** begin **
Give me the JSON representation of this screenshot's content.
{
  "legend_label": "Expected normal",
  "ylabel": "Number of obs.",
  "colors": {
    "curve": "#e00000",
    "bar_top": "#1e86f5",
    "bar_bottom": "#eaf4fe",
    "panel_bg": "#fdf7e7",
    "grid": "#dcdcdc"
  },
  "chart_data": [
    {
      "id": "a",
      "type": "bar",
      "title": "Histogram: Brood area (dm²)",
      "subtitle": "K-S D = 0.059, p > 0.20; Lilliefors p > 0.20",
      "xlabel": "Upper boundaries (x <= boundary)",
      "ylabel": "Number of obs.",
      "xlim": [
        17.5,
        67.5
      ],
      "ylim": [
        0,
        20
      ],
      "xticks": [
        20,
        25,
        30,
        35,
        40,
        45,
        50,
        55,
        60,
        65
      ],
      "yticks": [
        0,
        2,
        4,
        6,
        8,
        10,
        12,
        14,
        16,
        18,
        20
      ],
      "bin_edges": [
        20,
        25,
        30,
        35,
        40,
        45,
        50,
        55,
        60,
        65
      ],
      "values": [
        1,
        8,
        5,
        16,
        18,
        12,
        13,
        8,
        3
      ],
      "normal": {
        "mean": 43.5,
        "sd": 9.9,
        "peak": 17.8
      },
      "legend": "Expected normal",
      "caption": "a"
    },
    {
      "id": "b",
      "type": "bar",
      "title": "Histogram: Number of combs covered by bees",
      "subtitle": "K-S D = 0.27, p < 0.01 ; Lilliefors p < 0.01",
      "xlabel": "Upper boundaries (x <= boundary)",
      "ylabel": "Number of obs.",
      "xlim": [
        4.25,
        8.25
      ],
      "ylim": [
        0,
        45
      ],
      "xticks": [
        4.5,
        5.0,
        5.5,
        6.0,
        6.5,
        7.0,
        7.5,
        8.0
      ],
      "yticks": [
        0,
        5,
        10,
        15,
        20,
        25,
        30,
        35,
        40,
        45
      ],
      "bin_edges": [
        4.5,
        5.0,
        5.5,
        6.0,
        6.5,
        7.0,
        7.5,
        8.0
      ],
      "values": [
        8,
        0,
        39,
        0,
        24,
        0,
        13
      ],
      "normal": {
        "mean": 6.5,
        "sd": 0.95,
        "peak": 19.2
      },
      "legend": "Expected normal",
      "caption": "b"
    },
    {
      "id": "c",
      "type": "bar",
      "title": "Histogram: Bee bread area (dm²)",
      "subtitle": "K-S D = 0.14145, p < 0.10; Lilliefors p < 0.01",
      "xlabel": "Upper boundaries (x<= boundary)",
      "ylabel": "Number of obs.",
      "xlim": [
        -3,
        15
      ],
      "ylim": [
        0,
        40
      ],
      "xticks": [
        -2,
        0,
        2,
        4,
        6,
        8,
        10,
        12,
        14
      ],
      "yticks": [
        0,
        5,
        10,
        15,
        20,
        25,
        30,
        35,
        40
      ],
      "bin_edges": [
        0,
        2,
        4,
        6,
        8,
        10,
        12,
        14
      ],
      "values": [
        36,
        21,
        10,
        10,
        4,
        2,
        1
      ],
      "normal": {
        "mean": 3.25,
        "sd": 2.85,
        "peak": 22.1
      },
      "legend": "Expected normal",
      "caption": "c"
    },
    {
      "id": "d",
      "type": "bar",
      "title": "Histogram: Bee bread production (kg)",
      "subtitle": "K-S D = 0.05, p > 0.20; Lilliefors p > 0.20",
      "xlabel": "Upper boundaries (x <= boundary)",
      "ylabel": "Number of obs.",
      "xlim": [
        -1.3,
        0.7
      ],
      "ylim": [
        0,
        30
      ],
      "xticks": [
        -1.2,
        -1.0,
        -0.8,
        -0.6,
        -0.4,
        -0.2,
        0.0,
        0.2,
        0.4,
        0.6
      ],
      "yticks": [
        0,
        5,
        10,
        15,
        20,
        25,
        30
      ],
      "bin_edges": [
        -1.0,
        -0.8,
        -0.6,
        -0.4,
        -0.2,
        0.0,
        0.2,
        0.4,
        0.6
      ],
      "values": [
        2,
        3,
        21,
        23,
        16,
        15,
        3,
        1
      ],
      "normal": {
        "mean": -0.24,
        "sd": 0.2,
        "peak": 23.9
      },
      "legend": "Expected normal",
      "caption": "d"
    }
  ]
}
** end **
Retype the listing exactly, in full.

▸ **Output for this task**:
Give me the JSON representation of this screenshot's content.
{
  "legend_label": "Expected normal",
  "ylabel": "Number of obs.",
  "colors": {
    "curve": "#e00000",
    "bar_top": "#1e86f5",
    "bar_bottom": "#eaf4fe",
    "panel_bg": "#fdf7e7",
    "grid": "#dcdcdc"
  },
  "chart_data": [
    {
      "id": "a",
      "type": "bar",
      "title": "Histogram: Brood area (dm²)",
      "subtitle": "K-S D = 0.059, p > 0.20; Lilliefors p > 0.20",
      "xlabel": "Upper boundaries (x <= boundary)",
      "ylabel": "Number of obs.",
      "xlim": [
        17.5,
        67.5
      ],
      "ylim": [
        0,
        20
      ],
      "xticks": [
        20,
        25,
        30,
        35,
        40,
        45,
        50,
        55,
        60,
        65
      ],
      "yticks": [
        0,
        2,
        4,
        6,
        8,
        10,
        12,
        14,
        16,
        18,
        20
      ],
      "bin_edges": [
        20,
        25,
        30,
        35,
        40,
        45,
        50,
        55,
        60,
        65
      ],
      "values": [
        1,
        8,
        5,
        16,
        18,
        12,
        13,
        8,
        3
      ],
      "normal": {
        "mean": 43.5,
        "sd": 9.9,
        "peak": 17.8
      },
      "legend": "Expected normal",
      "caption": "a"
    },
    {
      "id": "b",
      "type": "bar",
      "title": "Histogram: Number of combs covered by bees",
      "subtitle": "K-S D = 0.27, p < 0.01 ; Lilliefors p < 0.01",
      "xlabel": "Upper boundaries (x <= boundary)",
      "ylabel": "Number of obs.",
      "xlim": [
        4.25,
        8.25
      ],
      "ylim": [
        0,
        45
      ],
      "xticks": [
        4.5,
        5.0,
        5.5,
        6.0,
        6.5,
        7.0,
        7.5,
        8.0
      ],
      "yticks": [
        0,
        5,
        10,
        15,
        20,
        25,
        30,
        35,
        40,
        45
      ],
      "bin_edges": [
        4.5,
        5.0,
        5.5,
        6.0,
        6.5,
        7.0,
        7.5,
        8.0
      ],
      "values": [
        8,
        0,
        39,
        0,
        24,
        0,
        13
      ],
      "normal": {
        "mean": 6.5,
        "sd": 0.95,
        "peak": 19.2
      },
      "legend": "Expected normal",
      "caption": "b"
    },
    {
      "id": "c",
      "type": "bar",
      "title": "Histogram: Bee bread area (dm²)",
      "subtitle": "K-S D = 0.14145, p < 0.10; Lilliefors p < 0.01",
      "xlabel": "Upper boundaries (x<= boundary)",
      "ylabel": "Number of obs.",
      "xlim": [
        -3,
        15
      ],
      "ylim": [
        0,
        40
      ],
      "xticks": [
        -2,
        0,
        2,
        4,
        6,
        8,
        10,
        12,
        14
      ],
      "yticks": [
        0,
        5,
        10,
        15,
        20,
        25,
        30,
        35,
        40
      ],
      "bin_edges": [
        0,
        2,
        4,
        6,
        8,
        10,
        12,
        14
      ],
      "values": [
        36,
        21,
        10,
        10,
        4,
        2,
        1
      ],
      "normal": {
        "mean": 3.25,
        "sd": 2.85,
        "peak": 22.1
      },
      "legend": "Expected normal",
      "caption": "c"
    },
    {
      "id": "d",
      "type": "bar",
      "title": "Histogram: Bee bread production (kg)",
      "subtitle": "K-S D = 0.05, p > 0.20; Lilliefors p > 0.20",
      "xlabel": "Upper boundaries (x <= boundary)",
      "ylabel": "Number of obs.",
      "xlim": [
        -1.3,
        0.7
      ],
      "ylim": [
        0,
        30
      ],
      "xticks": [
        -1.2,
        -1.0,
        -0.8,
        -0.6,
        -0.4,
        -0.2,
        0.0,
        0.2,
        0.4,
        0.6
      ],
      "yticks": [
        0,
        5,
        10,
        15,
        20,
        25,
        30
      ],
      "bin_edges": [
        -1.0,
        -0.8,
        -0.6,
        -0.4,
        -0.2,
        0.0,
        0.2,
        0.4,
        0.6
      ],
      "values": [
        2,
        3,
        21,
        23,
        16,
        15,
        3,
        1
      ],
      "normal": {
        "mean": -0.24,
        "sd": 0.2,
        "peak": 23.9
      },
      "legend": "Expected normal",
      "caption": "d"
    }
  ]
}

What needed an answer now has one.